__Required work__: Copy out the data below verbatim.

### Excerpted data

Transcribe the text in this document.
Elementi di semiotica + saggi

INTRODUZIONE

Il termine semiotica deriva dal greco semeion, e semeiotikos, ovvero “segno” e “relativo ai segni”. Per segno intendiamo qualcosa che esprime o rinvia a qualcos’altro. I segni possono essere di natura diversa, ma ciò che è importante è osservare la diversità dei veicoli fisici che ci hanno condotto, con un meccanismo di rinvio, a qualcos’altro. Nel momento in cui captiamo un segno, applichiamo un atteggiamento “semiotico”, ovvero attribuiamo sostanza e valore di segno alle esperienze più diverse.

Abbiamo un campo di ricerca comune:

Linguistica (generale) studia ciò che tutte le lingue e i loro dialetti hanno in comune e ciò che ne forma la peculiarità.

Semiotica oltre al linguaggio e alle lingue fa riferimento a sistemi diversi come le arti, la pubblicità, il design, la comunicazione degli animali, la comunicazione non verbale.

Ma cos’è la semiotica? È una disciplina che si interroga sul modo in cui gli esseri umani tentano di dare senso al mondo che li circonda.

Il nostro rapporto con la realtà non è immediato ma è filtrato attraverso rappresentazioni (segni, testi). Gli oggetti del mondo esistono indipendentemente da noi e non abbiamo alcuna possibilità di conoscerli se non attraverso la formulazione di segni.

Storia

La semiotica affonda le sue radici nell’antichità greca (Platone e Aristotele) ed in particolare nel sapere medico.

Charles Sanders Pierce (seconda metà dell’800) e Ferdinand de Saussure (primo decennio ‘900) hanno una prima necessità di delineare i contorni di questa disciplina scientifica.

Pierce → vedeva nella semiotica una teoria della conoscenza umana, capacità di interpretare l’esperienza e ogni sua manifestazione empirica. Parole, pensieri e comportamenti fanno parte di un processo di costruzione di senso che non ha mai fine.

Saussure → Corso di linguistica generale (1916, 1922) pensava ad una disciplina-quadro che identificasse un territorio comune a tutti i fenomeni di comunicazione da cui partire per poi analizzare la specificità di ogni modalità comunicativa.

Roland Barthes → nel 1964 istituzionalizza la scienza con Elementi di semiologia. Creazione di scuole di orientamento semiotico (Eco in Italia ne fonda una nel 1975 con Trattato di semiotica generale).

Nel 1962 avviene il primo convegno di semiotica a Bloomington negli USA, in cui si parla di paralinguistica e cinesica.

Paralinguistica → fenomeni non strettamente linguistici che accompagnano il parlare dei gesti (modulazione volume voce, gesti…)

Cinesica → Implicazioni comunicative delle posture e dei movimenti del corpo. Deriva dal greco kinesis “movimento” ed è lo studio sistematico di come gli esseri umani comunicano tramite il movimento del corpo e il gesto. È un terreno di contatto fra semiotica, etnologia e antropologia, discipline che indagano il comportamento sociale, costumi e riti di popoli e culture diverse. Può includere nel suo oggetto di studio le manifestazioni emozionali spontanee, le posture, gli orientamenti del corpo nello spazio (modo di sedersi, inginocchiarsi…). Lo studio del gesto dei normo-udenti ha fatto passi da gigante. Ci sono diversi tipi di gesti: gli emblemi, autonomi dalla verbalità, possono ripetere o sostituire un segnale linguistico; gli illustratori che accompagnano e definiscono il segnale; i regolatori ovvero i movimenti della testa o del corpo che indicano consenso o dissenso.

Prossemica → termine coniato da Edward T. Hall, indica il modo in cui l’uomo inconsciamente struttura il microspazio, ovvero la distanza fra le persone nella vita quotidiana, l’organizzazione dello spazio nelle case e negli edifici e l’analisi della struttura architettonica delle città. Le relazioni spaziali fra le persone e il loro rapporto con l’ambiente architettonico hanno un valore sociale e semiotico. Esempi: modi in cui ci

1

######

__Exercise result__:
Transcribe the text in this document.
Elementi di semiotica + saggi

INTRODUZIONE

Il termine semiotica deriva dal greco semeion, e semeiotikos, ovvero “segno” e “relativo ai segni”. Per segno intendiamo qualcosa che esprime o rinvia a qualcos’altro. I segni possono essere di natura diversa, ma ciò che è importante è osservare la diversità dei veicoli fisici che ci hanno condotto, con un meccanismo di rinvio, a qualcos’altro. Nel momento in cui captiamo un segno, applichiamo un atteggiamento “semiotico”, ovvero attribuiamo sostanza e valore di segno alle esperienze più diverse.

Abbiamo un campo di ricerca comune:

Linguistica (generale) studia ciò che tutte le lingue e i loro dialetti hanno in comune e ciò che ne forma la peculiarità.

Semiotica oltre al linguaggio e alle lingue fa riferimento a sistemi diversi come le arti, la pubblicità, il design, la comunicazione degli animali, la comunicazione non verbale.

Ma cos’è la semiotica? È una disciplina che si interroga sul modo in cui gli esseri umani tentano di dare senso al mondo che li circonda.

Il nostro rapporto con la realtà non è immediato ma è filtrato attraverso rappresentazioni (segni, testi). Gli oggetti del mondo esistono indipendentemente da noi e non abbiamo alcuna possibilità di conoscerli se non attraverso la formulazione di segni.

Storia

La semiotica affonda le sue radici nell’antichità greca (Platone e Aristotele) ed in particolare nel sapere medico.

Charles Sanders Pierce (seconda metà dell’800) e Ferdinand de Saussure (primo decennio ‘900) hanno una prima necessità di delineare i contorni di questa disciplina scientifica.

Pierce → vedeva nella semiotica una teoria della conoscenza umana, capacità di interpretare l’esperienza e ogni sua manifestazione empirica. Parole, pensieri e comportamenti fanno parte di un processo di costruzione di senso che non ha mai fine.

Saussure → Corso di linguistica generale (1916, 1922) pensava ad una disciplina-quadro che identificasse un territorio comune a tutti i fenomeni di comunicazione da cui partire per poi analizzare la specificità di ogni modalità comunicativa.

Roland Barthes → nel 1964 istituzionalizza la scienza con Elementi di semiologia. Creazione di scuole di orientamento semiotico (Eco in Italia ne fonda una nel 1975 con Trattato di semiotica generale).

Nel 1962 avviene il primo convegno di semiotica a Bloomington negli USA, in cui si parla di paralinguistica e cinesica.

Paralinguistica → fenomeni non strettamente linguistici che accompagnano il parlare dei gesti (modulazione volume voce, gesti…)

Cinesica → Implicazioni comunicative delle posture e dei movimenti del corpo. Deriva dal greco kinesis “movimento” ed è lo studio sistematico di come gli esseri umani comunicano tramite il movimento del corpo e il gesto. È un terreno di contatto fra semiotica, etnologia e antropologia, discipline che indagano il comportamento sociale, costumi e riti di popoli e culture diverse. Può includere nel suo oggetto di studio le manifestazioni emozionali spontanee, le posture, gli orientamenti del corpo nello spazio (modo di sedersi, inginocchiarsi…). Lo studio del gesto dei normo-udenti ha fatto passi da gigante. Ci sono diversi tipi di gesti: gli emblemi, autonomi dalla verbalità, possono ripetere o sostituire un segnale linguistico; gli illustratori che accompagnano e definiscono il segnale; i regolatori ovvero i movimenti della testa o del corpo che indicano consenso o dissenso.

Prossemica → termine coniato da Edward T. Hall, indica il modo in cui l’uomo inconsciamente struttura il microspazio, ovvero la distanza fra le persone nella vita quotidiana, l’organizzazione dello spazio nelle case e negli edifici e l’analisi della struttura architettonica delle città. Le relazioni spaziali fra le persone e il loro rapporto con l’ambiente architettonico hanno un valore sociale e semiotico. Esempi: modi in cui ci

1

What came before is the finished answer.